---- RECORDS SHOWN

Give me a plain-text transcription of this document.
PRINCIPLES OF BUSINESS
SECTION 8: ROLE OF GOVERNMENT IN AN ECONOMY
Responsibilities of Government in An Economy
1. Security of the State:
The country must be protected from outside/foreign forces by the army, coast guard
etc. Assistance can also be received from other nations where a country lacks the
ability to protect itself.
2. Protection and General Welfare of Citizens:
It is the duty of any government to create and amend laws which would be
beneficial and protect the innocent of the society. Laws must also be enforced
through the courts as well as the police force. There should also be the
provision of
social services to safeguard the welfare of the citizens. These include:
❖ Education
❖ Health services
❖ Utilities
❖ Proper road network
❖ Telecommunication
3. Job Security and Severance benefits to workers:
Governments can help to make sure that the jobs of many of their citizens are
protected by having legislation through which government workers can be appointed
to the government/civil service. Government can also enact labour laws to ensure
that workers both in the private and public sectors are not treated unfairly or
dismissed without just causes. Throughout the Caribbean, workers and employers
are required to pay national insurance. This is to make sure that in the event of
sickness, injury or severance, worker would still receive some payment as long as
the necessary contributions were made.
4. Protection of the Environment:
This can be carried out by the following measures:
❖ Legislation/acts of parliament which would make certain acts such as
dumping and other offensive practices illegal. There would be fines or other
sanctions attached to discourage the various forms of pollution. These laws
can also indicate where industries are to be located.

--------
---- RECORDS SHOWN

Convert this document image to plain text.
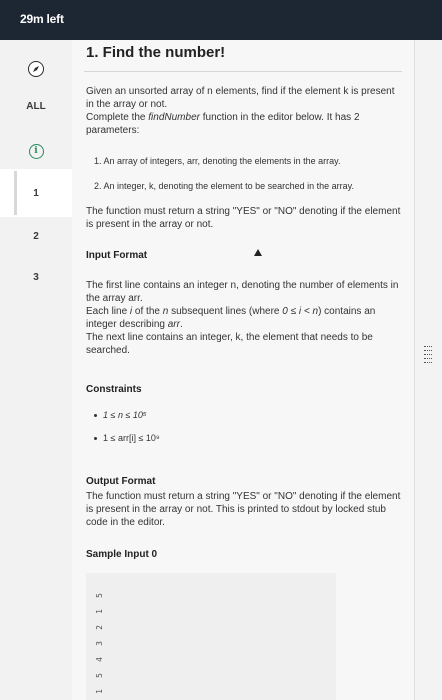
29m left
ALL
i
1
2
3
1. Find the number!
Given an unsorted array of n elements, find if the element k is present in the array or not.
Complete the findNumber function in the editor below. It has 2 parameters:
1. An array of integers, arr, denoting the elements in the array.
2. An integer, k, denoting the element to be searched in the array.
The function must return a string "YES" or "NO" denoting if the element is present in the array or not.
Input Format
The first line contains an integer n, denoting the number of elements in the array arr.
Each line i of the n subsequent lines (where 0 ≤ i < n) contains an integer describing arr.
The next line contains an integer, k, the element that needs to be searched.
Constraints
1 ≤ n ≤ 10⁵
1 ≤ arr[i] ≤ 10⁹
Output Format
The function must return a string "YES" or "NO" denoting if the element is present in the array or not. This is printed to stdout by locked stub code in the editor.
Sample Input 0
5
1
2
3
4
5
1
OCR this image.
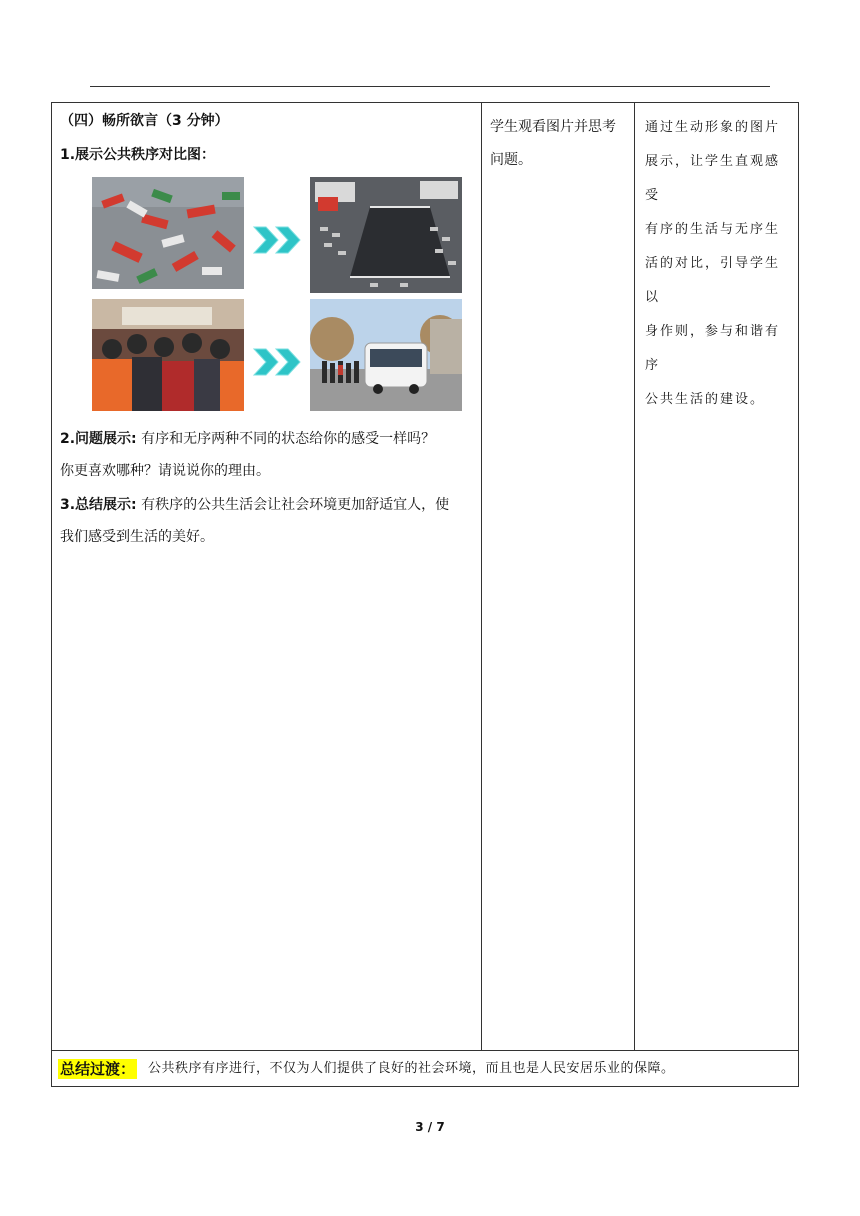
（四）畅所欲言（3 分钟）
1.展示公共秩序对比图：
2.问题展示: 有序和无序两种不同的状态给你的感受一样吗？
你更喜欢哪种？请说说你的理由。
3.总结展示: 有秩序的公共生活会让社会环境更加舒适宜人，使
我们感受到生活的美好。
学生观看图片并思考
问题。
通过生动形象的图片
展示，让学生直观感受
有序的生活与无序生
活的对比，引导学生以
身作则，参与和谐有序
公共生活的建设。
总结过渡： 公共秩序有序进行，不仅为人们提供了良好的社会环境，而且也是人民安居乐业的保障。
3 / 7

--------

TO BE DONE: Copy out each line of the records that holds the string "text".

EXERCISE ANSWER:
Give me a plain-text transcription of this document.
Convert this document image to plain text.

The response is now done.